● **OBJECTIVE**: Go through the records and extract every line with the word "Thắng".

● **MATERIAL PROVIDED**:
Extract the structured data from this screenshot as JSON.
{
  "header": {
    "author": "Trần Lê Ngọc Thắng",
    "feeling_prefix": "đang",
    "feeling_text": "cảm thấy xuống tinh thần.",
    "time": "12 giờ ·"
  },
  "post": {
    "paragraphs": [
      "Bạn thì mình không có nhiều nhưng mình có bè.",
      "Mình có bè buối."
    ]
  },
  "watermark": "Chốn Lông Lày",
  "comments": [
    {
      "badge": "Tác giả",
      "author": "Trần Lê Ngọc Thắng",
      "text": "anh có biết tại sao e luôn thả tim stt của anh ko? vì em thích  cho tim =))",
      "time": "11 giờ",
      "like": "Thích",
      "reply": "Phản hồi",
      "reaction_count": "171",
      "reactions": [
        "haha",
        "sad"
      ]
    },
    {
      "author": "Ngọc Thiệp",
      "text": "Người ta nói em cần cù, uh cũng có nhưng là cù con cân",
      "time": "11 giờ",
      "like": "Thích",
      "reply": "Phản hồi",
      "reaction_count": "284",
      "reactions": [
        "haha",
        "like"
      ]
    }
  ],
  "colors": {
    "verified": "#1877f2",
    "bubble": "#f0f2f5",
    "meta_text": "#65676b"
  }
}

● **CORRECT OUTPUT**:
    "author": "Trần Lê Ngọc Thắng",
      "author": "Trần Lê Ngọc Thắng",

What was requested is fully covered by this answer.